* WHAT YOU WILL DO
Report how many lines contain "affinity"; state the number and nothing else.

* DATA IN THIS EXERCISE
• • • • •

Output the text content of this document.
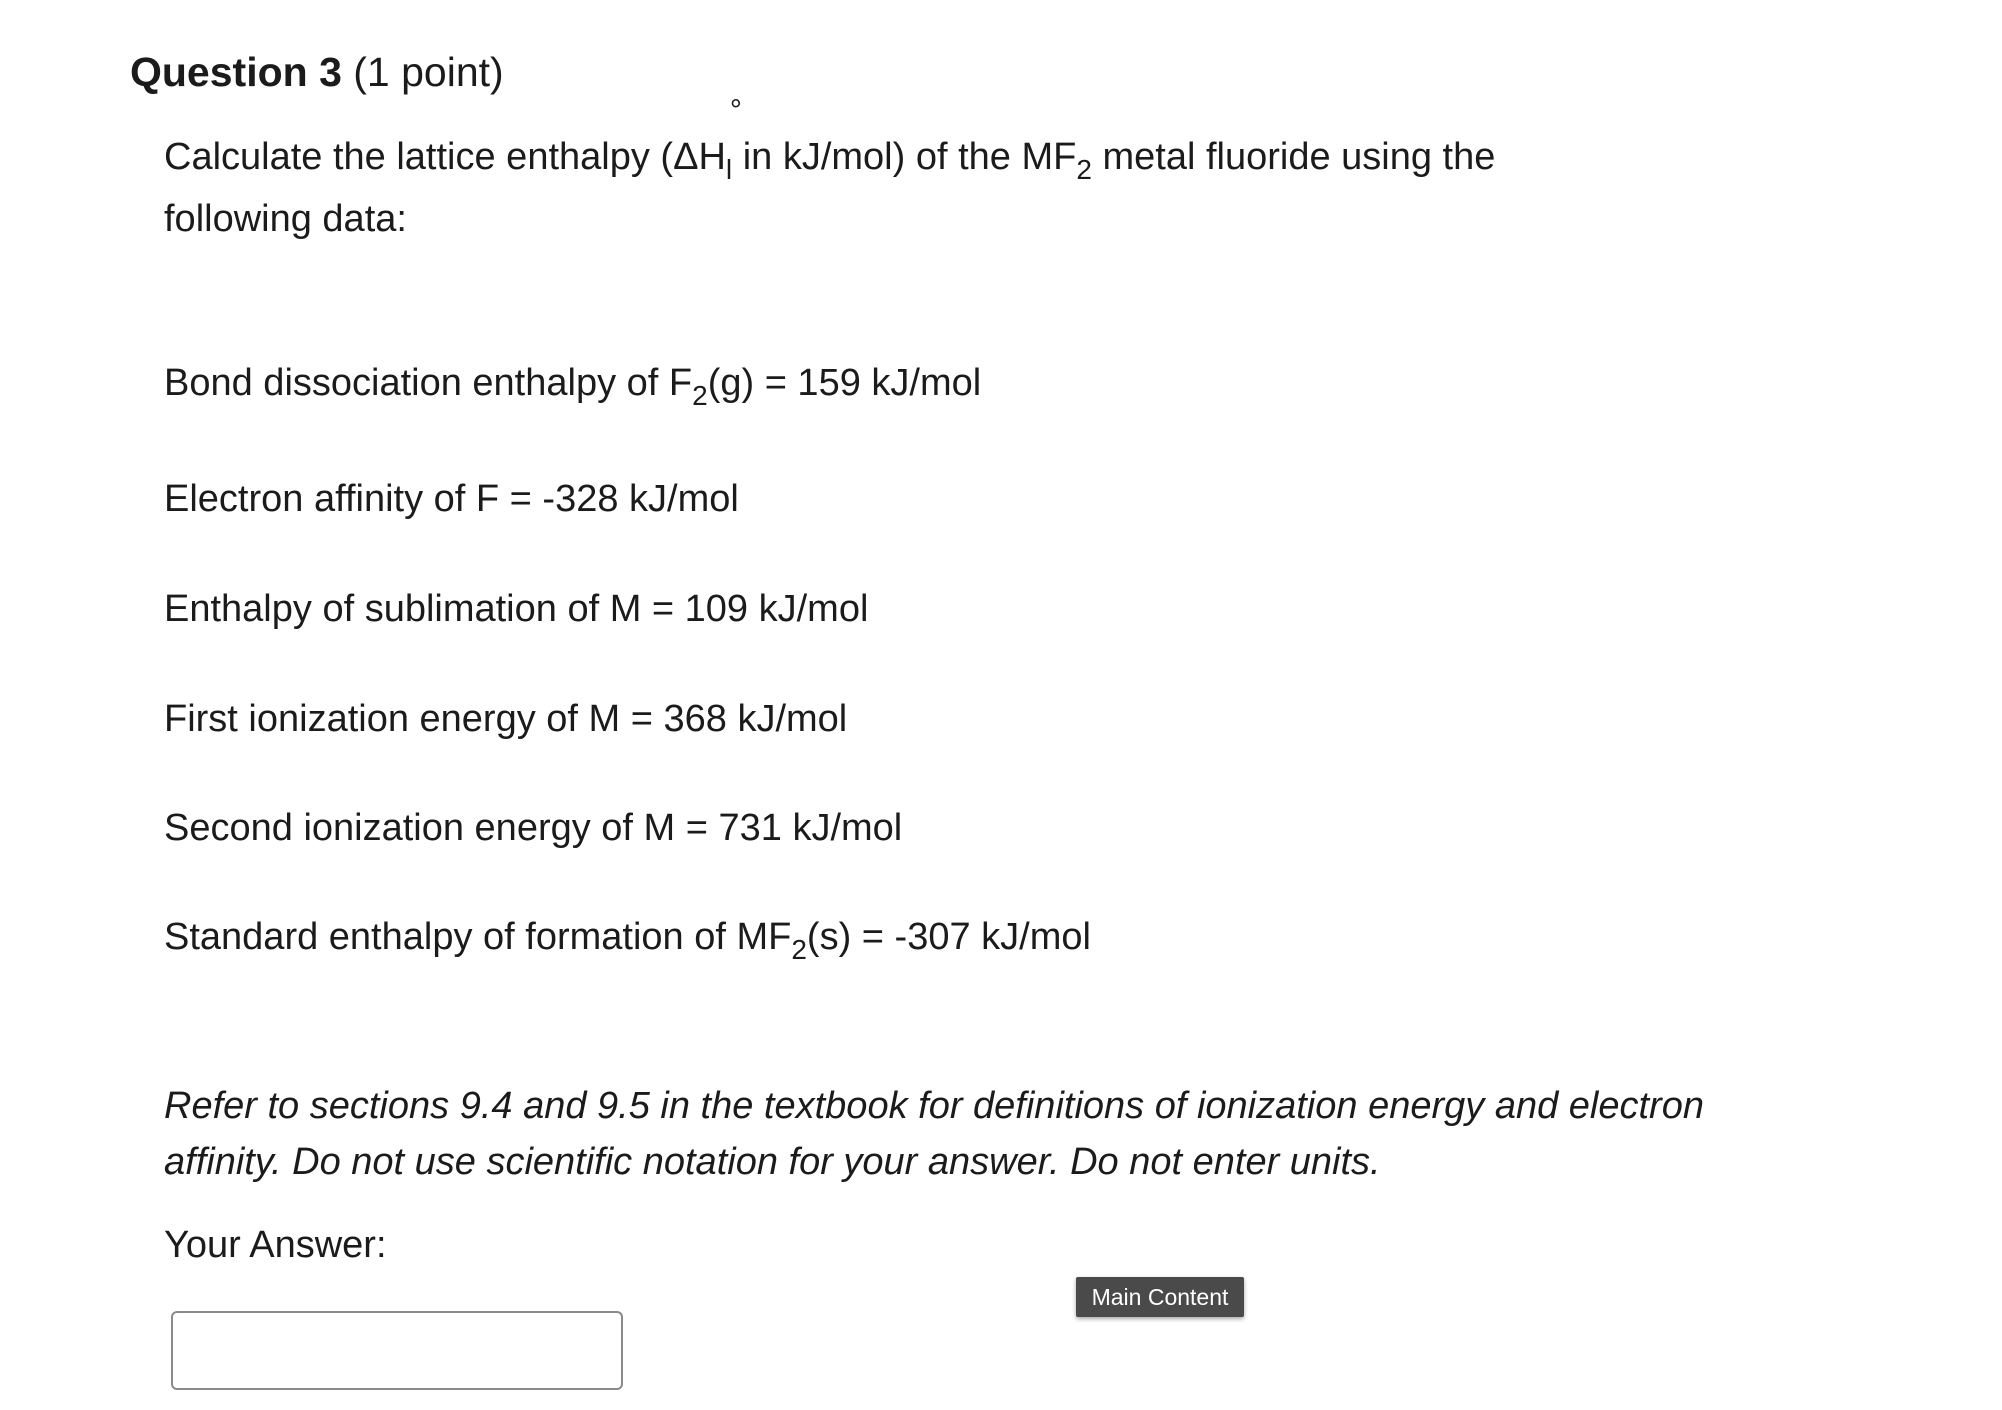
Question 3 (1 point)
Calculate the lattice enthalpy ($\Delta H_l$
°
in kJ/mol) of the $MF_2$ metal fluoride using the following data:
Bond dissociation enthalpy of $F_2(g) = 159$ kJ/mol
Electron affinity of F = -328 kJ/mol
Enthalpy of sublimation of M = 109 kJ/mol
First ionization energy of M = 368 kJ/mol
Second ionization energy of M = 731 kJ/mol
Standard enthalpy of formation of $MF_2(s) = -307$ kJ/mol
Refer to sections 9.4 and 9.5 in the textbook for definitions of ionization energy and electron affinity. Do not use scientific notation for your answer. Do not enter units.
Your Answer:
Main Content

• • • • •

* THE SOLUTION
2